▶ [Article]:
[BEGIN]

As described above, the predetermined eigenvectors can be derived from a lot of existed audio data. In order to derive the predetermined eigenvectors, optionally, the analysis system 100 further comprises an audio storage 170 storing a large number of audio data related to various users; a spectra storage 180 storing the spectra data transformed from the audio data stored in the audio storage; and a eigenvector generator 190 adapted to process the spectra in a spectra storage 180 to generate the predetermined eigenvectors. The audio data stored in the audio storage 170 may be in digital form, and similar to the operation of the audio transformer, the audio data can be transformed into the spectrum field and stored as spectra data in the spectra storage 180 using any known method such as the FFT, STE, MFCC and LPC. According to an embodiment of the application, the eigenvector generator 190 derives the predetermined eigenvectors from the spectra data stored on the spectra storage 180 using the Principle Component Analysis (PCA) method, however, any method which can derive the predetermined eigenvectors from underlying spectra data can also be applicable within the protection scope of the present application.
By using the analysis system 100, the audio data specific to or personalized by the user can be used to characterized the preference of the user in additional to the common background information of the user. Those audio data may reflect some character of the user and may have some implicitly association with the preference of the user, the analysis system 100 of the invention provide a new way to leverage those audio data of the user, and can be used in various application for assist figuring out the preference of the user.
FIG. 2 shows a flow chart of an analysis method 200 for analyzing an audio data related to a user according to an embodiment of the invention. The analysis method 200 can be executed by the analysis system 100 of the invention. The analysis method 200 is begun with step S210, wherein the audio data related to the user is transformed into spectra data. The audio data related to the user can be any audio data specific to the user, such as the Caller Ring-back Tone personalized by the user in the telecommunication system, something spoken by the user, or any other audio data which can be personalized by the user to reflect the interesting or character of the user. In step S210, there exists many ways which can be used to transform the audio data into the spectrum field. According to an embodiment of the invention, the FFT (Fast Fourier Transform) can be adopt to transform the audio data into a spectra data. It should be noted that other techniques, such as any one of STE, MFCC and LPC can also be used to transform the audio data. Optionally, the process of step S210 can be executed by the audio transformer 110 of the analysis system 100.
Then the method 200 proceeds to step S220, wherein the spectra data obtained in step S210 is decomposed to predetermined eigenvectors to get a decomposition pattern of the spectra data. The predetermined eigenvectors are derived from a lot of existed audio data, and the steps for deriving the predetermined eigenvectors will be described in the following in connection with FIG. 3. According to an embodiment of the invention, the decomposition pattern of the spectra data can be obtained according to the description in connection with Equation (1)-(3) as described above. Optionally, the process of step S220 can be executed by the pattern recognizer 120 of the analysis system 100.
Based on the decomposition pattern of the spectra data obtained in step S220 and the background information of the user which may be retrieved from some traditional support system such as CRM (Customer Relationship Management) system or EDW (Enterprise Data Warehouse) system, in Step S230, the assumed scores of multiple classes related to the user are calculated using a trained model. As described previously, according to an embodiment of the present invention, the probabilistic approach of machine learning can be used in step S230, and the trained model can be probability model used in the probabilistic approach of machine learning. The assumed scores of multiple classes can also be calculated based on the Naive Bayes Classifier described above. Optionally, the process of step S230 can be executed by the scorer 130 of the analysis system 100.

[END]

▶ [Dataset rows]:
[BEGIN]

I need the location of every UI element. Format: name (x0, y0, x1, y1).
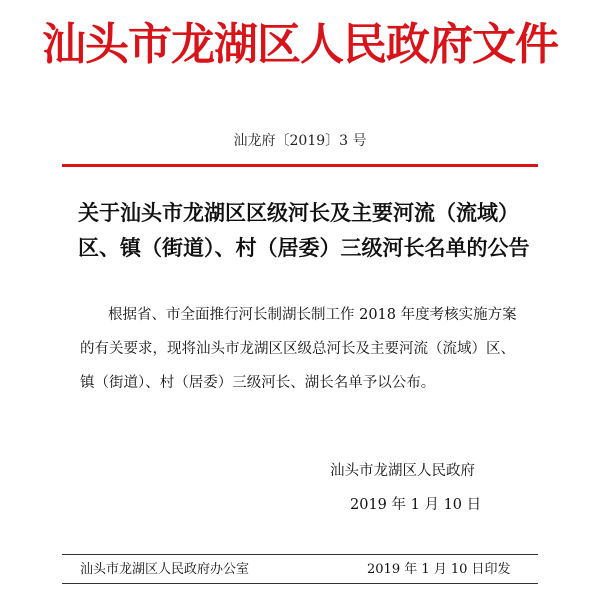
document-title (78, 196, 538, 266)
body-line: 根据省、市全面推行河长制湖长制工作 2018 年度考核实施方案 (108, 307, 517, 323)
red-separator-line (62, 164, 538, 167)
document-title-line: 关于汕头市龙湖区区级河长及主要河流（流域） (78, 201, 519, 225)
footer-bottom-rule (62, 583, 538, 584)
document-number: 汕龙府〔2019〕3 号 (233, 133, 367, 149)
footer-print-date: 2019 年 1 月 10 日印发 (367, 562, 511, 577)
footer-issuer: 汕头市龙湖区人民政府办公室 (80, 562, 250, 577)
body-line: 的有关要求，现将汕头市龙湖区区级总河长及主要河流（流域）区、 (80, 341, 515, 357)
document-title-line: 区、镇（街道）、村（居委）三级河长名单的公告 (78, 236, 530, 260)
signature-organization: 汕头市龙湖区人民政府 (330, 463, 475, 479)
body-line: 镇（街道）、村（居委）三级河长、湖长名单予以公布。 (80, 375, 436, 391)
signature-date: 2019 年 1 月 10 日 (350, 497, 482, 513)
footer-top-rule (62, 554, 538, 555)
document-body (80, 298, 535, 400)
document-header-title: 汕头市龙湖区人民政府文件 (42, 19, 558, 70)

[END]

▶ [Exercise task 1]: Sum up the audio analysis text in two sentences.
▶ [Exercise task 2]: Translate this sentence from the audio analysis text into Spanish: "The analysis method 200 can be executed by the analysis system 100 of the invention."
▶ [Exercise task 3]: Copy out the part of the audio analysis text starting with "By using the" and going on through "preference of the user.".
The records were taken from a different source than the text.

▶ [Result 1]: The analysis system 100 uses audio data specific to a user, such as a personalized Caller Ring-back Tone, to characterize the user's preference along with the user's background information, relying on predetermined eigenvectors that can be derived from a large amount of existing audio data. In analysis method 200, the audio data is transformed into spectra data, the spectra data is decomposed to the predetermined eigenvectors to get a decomposition pattern, and assumed scores of multiple classes related to the user are calculated with a trained model.

▶ [Result 2]: El método de análisis 200 puede ser ejecutado por el sistema de análisis 100 de la invención.

▶ [Result 3]:
By using the analysis system 100, the audio data specific to or personalized by the user can be used to characterized the preference of the user in additional to the common background information of the user. Those audio data may reflect some character of the user and may have some implicitly association with the preference of the user, the analysis system 100 of the invention provide a new way to leverage those audio data of the user, and can be used in various application for assist figuring out the preference of the user.